## Written instruction:
Copy down every line where the string "Πρωτότυπο" shows up.

## Dataset:
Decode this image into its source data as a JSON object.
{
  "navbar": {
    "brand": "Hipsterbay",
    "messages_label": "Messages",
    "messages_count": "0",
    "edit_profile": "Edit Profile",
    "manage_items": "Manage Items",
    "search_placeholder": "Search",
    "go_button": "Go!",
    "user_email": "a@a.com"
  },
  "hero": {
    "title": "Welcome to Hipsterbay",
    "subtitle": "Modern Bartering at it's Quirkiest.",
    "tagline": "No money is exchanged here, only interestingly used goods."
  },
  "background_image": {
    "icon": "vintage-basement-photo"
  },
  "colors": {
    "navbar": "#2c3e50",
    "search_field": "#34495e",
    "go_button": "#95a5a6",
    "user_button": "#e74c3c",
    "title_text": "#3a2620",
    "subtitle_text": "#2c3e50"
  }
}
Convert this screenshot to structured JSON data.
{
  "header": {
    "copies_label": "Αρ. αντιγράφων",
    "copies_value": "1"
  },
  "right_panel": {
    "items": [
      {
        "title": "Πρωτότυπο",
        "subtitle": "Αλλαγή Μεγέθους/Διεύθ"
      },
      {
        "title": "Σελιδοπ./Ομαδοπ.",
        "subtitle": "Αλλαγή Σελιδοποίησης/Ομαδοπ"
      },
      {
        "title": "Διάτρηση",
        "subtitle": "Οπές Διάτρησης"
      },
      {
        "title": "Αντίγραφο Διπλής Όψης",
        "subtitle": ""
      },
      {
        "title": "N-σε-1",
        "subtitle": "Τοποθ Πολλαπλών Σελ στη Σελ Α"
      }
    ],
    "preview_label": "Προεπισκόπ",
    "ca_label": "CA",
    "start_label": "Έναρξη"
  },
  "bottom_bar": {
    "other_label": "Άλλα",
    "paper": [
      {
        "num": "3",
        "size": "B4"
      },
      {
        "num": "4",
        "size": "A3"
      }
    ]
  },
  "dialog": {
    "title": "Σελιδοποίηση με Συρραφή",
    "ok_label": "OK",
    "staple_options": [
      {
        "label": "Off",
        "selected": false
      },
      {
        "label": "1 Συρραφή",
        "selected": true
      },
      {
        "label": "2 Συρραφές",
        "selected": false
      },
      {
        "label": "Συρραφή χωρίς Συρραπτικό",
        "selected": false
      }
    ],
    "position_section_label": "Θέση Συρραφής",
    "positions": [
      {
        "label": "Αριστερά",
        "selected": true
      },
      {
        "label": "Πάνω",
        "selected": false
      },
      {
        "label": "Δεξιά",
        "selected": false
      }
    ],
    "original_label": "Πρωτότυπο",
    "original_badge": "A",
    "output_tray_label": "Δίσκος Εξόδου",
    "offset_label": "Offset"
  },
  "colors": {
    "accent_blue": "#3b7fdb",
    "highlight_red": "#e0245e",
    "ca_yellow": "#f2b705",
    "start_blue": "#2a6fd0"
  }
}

## Output for this exercise:
        "title": "Πρωτότυπο",
    "original_label": "Πρωτότυπο",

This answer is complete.